──────── Given records ────────

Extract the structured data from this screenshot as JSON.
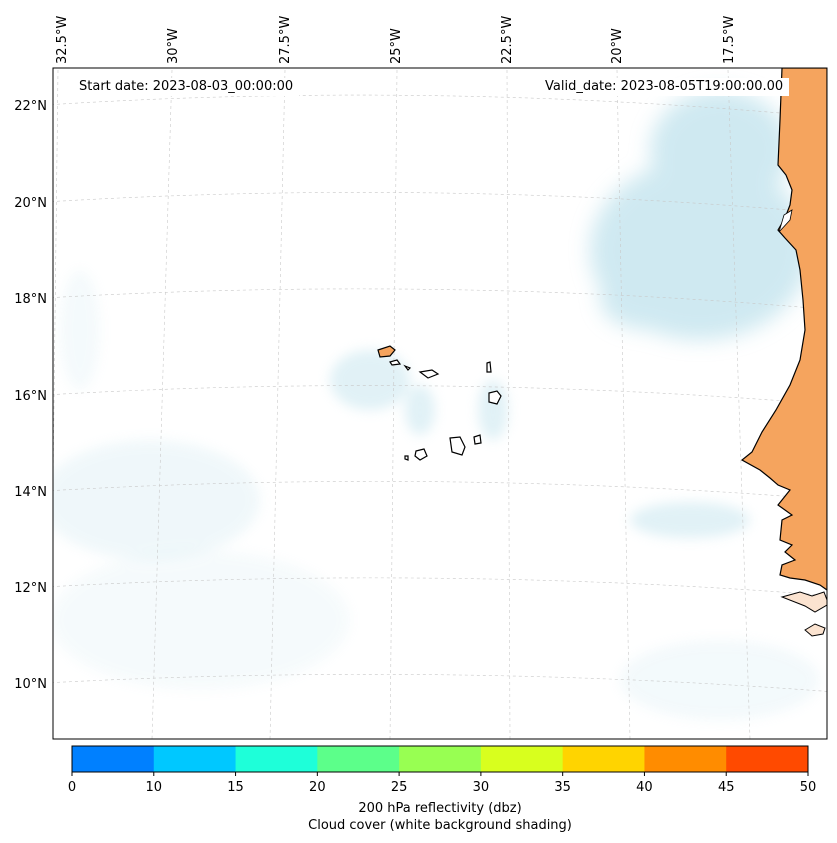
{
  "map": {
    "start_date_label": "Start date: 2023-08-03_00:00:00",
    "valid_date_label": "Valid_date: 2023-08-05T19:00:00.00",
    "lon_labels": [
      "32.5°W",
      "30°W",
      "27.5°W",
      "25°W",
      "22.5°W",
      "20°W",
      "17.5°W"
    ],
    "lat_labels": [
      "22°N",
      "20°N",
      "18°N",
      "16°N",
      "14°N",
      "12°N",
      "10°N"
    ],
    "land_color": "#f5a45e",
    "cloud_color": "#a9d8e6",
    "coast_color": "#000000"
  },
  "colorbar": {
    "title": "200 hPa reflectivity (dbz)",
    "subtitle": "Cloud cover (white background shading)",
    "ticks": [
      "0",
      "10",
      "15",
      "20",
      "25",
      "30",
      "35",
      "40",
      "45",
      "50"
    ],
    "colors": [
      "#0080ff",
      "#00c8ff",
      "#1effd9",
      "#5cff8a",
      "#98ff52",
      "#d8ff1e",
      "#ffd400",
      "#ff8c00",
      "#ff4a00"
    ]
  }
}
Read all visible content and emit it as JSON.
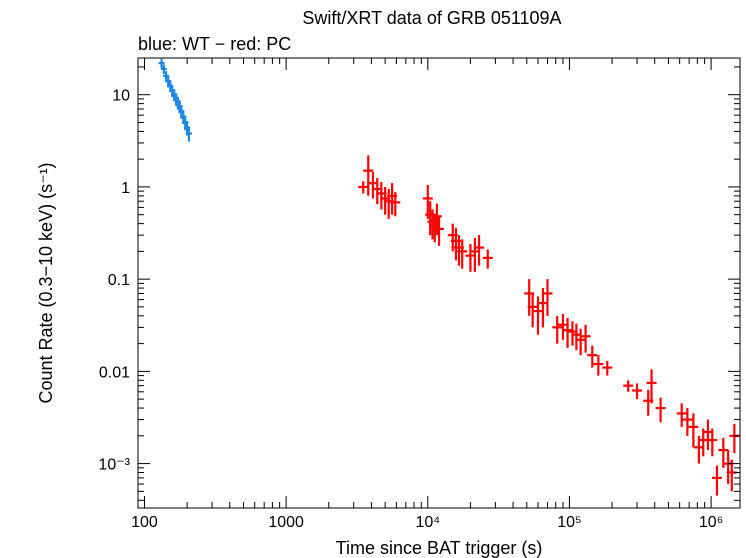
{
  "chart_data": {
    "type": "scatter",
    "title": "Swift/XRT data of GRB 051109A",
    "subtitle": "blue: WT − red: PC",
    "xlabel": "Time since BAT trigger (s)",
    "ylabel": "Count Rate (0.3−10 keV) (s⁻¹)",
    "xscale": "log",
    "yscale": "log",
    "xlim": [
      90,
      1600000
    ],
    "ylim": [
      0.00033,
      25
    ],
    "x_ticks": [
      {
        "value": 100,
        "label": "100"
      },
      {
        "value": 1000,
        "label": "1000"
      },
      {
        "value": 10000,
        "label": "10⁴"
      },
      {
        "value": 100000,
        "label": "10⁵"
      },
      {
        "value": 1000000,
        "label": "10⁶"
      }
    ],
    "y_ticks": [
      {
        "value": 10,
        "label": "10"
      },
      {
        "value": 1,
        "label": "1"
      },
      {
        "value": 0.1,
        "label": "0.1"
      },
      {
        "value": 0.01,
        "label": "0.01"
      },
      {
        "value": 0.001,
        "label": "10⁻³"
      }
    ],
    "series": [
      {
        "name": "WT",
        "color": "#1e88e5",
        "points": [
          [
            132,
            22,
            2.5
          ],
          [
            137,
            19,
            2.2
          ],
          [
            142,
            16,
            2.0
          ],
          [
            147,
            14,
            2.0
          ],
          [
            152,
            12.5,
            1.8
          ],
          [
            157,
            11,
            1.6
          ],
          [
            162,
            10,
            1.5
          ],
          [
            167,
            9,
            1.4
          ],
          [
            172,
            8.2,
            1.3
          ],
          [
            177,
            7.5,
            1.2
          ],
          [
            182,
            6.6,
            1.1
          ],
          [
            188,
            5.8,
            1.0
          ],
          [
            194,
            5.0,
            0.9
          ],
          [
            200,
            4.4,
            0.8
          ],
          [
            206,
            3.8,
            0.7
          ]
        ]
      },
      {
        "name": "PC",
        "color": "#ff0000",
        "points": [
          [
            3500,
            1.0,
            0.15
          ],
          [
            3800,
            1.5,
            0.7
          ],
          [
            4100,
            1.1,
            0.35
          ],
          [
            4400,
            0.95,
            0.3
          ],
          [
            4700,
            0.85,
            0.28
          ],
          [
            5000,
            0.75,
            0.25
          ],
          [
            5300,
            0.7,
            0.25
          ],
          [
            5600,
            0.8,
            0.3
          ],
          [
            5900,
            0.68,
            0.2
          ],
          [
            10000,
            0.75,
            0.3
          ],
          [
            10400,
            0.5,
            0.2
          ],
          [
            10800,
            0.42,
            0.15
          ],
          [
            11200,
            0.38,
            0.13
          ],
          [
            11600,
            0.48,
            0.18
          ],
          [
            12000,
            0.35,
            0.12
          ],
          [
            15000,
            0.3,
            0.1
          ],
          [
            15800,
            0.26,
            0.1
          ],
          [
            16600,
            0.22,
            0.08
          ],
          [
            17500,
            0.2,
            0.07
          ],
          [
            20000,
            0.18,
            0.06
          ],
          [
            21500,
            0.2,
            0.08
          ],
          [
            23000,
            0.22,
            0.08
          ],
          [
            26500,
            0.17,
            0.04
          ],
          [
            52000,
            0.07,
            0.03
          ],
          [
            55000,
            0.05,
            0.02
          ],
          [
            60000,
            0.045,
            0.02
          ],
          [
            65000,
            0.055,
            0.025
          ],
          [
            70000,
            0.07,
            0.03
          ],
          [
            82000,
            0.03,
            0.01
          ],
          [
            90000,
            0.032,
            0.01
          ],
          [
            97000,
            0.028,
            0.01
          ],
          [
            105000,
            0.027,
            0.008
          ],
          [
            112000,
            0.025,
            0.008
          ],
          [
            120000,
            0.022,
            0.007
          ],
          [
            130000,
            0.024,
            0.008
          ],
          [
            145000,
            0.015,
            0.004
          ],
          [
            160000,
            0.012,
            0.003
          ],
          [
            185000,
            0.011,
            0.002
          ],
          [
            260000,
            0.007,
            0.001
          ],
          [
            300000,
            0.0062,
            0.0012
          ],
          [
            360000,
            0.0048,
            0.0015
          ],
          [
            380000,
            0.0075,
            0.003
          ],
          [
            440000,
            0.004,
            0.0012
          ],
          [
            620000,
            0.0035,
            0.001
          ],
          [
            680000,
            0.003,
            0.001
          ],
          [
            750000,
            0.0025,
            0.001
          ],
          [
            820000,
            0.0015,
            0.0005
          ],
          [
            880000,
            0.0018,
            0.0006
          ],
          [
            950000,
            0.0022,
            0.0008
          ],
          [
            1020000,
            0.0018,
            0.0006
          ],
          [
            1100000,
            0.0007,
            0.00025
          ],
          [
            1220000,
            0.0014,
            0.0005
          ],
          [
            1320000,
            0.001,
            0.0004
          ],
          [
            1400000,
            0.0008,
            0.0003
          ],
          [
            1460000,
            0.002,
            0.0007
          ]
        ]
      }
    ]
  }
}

────────
──────── Given records ────────

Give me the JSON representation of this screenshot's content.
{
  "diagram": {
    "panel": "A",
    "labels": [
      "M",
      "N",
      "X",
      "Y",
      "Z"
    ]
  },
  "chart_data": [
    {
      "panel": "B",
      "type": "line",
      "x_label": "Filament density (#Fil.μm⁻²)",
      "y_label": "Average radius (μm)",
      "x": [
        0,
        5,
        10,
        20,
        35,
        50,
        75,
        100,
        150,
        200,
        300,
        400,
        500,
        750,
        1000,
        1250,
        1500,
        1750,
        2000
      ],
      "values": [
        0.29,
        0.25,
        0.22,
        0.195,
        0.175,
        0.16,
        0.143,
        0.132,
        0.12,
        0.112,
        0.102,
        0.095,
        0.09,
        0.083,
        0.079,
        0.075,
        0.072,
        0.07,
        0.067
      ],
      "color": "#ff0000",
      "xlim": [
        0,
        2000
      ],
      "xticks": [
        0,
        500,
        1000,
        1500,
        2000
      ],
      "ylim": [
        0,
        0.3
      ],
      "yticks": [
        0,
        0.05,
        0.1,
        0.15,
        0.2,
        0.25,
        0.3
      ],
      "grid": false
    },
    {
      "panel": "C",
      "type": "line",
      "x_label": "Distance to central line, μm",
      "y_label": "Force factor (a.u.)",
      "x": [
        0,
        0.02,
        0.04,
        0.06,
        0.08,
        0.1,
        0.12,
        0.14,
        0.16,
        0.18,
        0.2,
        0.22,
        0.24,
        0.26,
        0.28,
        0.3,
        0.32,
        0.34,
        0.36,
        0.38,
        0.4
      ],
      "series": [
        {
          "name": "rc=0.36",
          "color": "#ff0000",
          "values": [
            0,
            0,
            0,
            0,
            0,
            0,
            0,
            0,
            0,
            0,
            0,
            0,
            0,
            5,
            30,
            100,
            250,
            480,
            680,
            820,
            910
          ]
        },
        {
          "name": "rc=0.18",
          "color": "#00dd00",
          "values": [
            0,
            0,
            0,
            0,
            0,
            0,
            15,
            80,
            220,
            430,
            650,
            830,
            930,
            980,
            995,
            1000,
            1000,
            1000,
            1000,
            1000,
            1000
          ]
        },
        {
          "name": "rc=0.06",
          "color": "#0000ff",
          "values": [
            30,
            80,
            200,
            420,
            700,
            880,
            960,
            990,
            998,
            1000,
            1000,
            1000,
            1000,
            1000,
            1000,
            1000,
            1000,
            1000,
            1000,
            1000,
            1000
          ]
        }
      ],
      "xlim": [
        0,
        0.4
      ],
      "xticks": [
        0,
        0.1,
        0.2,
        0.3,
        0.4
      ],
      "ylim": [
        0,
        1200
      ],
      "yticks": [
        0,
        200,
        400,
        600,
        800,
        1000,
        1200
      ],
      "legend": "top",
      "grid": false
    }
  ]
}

────────

### Instruction
Search the data above for the string "name" and copy each line that has it.

### Full answer
        "name": "WT",
        "name": "PC",
          "name": "rc=0.36",
          "name": "rc=0.18",
          "name": "rc=0.06",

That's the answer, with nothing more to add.